Reproduce each line of the material below verbatim, leaving nothing out and changing nothing.

# start of MATERIAL FOR THIS TASK

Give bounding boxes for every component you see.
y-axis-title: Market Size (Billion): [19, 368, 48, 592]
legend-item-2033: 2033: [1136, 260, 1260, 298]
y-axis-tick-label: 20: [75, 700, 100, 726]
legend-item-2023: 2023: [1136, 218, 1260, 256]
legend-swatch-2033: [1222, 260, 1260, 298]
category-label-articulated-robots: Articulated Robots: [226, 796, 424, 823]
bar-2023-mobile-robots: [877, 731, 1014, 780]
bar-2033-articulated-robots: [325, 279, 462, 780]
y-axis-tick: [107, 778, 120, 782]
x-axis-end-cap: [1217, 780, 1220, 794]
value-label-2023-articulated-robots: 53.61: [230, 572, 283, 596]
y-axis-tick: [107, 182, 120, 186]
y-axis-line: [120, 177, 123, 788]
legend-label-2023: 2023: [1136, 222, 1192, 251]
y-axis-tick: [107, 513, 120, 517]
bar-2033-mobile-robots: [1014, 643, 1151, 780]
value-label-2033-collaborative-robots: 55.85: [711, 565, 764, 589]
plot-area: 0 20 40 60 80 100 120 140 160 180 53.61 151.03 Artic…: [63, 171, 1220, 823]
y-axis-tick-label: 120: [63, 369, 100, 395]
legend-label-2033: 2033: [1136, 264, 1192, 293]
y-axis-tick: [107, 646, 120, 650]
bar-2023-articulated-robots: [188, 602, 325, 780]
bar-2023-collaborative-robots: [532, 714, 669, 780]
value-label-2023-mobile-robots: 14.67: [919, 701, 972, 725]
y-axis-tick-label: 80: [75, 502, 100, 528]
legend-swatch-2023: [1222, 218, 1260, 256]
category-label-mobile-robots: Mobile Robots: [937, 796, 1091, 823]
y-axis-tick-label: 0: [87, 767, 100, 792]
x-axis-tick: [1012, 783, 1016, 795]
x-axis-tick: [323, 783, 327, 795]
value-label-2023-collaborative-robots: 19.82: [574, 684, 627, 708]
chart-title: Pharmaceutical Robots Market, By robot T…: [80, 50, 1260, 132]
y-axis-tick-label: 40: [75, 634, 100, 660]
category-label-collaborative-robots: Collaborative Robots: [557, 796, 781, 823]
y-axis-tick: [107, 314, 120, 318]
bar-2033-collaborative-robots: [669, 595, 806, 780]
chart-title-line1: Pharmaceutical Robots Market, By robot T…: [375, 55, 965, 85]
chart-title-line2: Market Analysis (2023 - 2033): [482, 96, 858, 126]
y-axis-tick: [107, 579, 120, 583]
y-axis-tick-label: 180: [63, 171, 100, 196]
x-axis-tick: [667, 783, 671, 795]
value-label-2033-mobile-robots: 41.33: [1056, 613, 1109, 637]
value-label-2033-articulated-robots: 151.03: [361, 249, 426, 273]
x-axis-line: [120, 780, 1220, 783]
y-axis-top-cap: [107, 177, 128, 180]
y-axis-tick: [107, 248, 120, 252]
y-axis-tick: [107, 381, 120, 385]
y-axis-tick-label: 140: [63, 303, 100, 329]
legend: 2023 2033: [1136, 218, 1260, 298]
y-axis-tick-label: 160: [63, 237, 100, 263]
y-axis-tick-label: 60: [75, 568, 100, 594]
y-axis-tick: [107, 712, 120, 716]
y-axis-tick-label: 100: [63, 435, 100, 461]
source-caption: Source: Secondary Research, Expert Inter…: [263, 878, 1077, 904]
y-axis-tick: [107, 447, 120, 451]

# end of MATERIAL FOR THIS TASK

## RESULT BELOW
Give bounding boxes for every component you see.
y-axis-title: Market Size (Billion): [19, 368, 48, 592]
legend-item-2033: 2033: [1136, 260, 1260, 298]
y-axis-tick-label: 20: [75, 700, 100, 726]
legend-item-2023: 2023: [1136, 218, 1260, 256]
legend-swatch-2033: [1222, 260, 1260, 298]
category-label-articulated-robots: Articulated Robots: [226, 796, 424, 823]
bar-2023-mobile-robots: [877, 731, 1014, 780]
bar-2033-articulated-robots: [325, 279, 462, 780]
y-axis-tick: [107, 778, 120, 782]
x-axis-end-cap: [1217, 780, 1220, 794]
value-label-2023-articulated-robots: 53.61: [230, 572, 283, 596]
y-axis-tick: [107, 182, 120, 186]
y-axis-line: [120, 177, 123, 788]
legend-label-2023: 2023: [1136, 222, 1192, 251]
y-axis-tick: [107, 513, 120, 517]
bar-2033-mobile-robots: [1014, 643, 1151, 780]
value-label-2033-collaborative-robots: 55.85: [711, 565, 764, 589]
plot-area: 0 20 40 60 80 100 120 140 160 180 53.61 151.03 Artic…: [63, 171, 1220, 823]
y-axis-tick-label: 120: [63, 369, 100, 395]
legend-label-2033: 2033: [1136, 264, 1192, 293]
y-axis-tick: [107, 646, 120, 650]
bar-2023-articulated-robots: [188, 602, 325, 780]
bar-2023-collaborative-robots: [532, 714, 669, 780]
value-label-2023-mobile-robots: 14.67: [919, 701, 972, 725]
y-axis-tick-label: 80: [75, 502, 100, 528]
legend-swatch-2023: [1222, 218, 1260, 256]
category-label-mobile-robots: Mobile Robots: [937, 796, 1091, 823]
y-axis-tick-label: 0: [87, 767, 100, 792]
x-axis-tick: [1012, 783, 1016, 795]
x-axis-tick: [323, 783, 327, 795]
value-label-2023-collaborative-robots: 19.82: [574, 684, 627, 708]
chart-title: Pharmaceutical Robots Market, By robot T…: [80, 50, 1260, 132]
y-axis-tick-label: 40: [75, 634, 100, 660]
category-label-collaborative-robots: Collaborative Robots: [557, 796, 781, 823]
y-axis-tick: [107, 314, 120, 318]
bar-2033-collaborative-robots: [669, 595, 806, 780]
chart-title-line1: Pharmaceutical Robots Market, By robot T…: [375, 55, 965, 85]
chart-title-line2: Market Analysis (2023 - 2033): [482, 96, 858, 126]
y-axis-tick: [107, 579, 120, 583]
y-axis-tick-label: 180: [63, 171, 100, 196]
x-axis-tick: [667, 783, 671, 795]
value-label-2033-mobile-robots: 41.33: [1056, 613, 1109, 637]
value-label-2033-articulated-robots: 151.03: [361, 249, 426, 273]
x-axis-line: [120, 780, 1220, 783]
y-axis-top-cap: [107, 177, 128, 180]
y-axis-tick: [107, 248, 120, 252]
y-axis-tick: [107, 381, 120, 385]
y-axis-tick-label: 140: [63, 303, 100, 329]
legend: 2023 2033: [1136, 218, 1260, 298]
y-axis-tick-label: 160: [63, 237, 100, 263]
y-axis-tick-label: 60: [75, 568, 100, 594]
y-axis-tick: [107, 712, 120, 716]
y-axis-tick-label: 100: [63, 435, 100, 461]
source-caption: Source: Secondary Research, Expert Inter…: [263, 878, 1077, 904]
y-axis-tick: [107, 447, 120, 451]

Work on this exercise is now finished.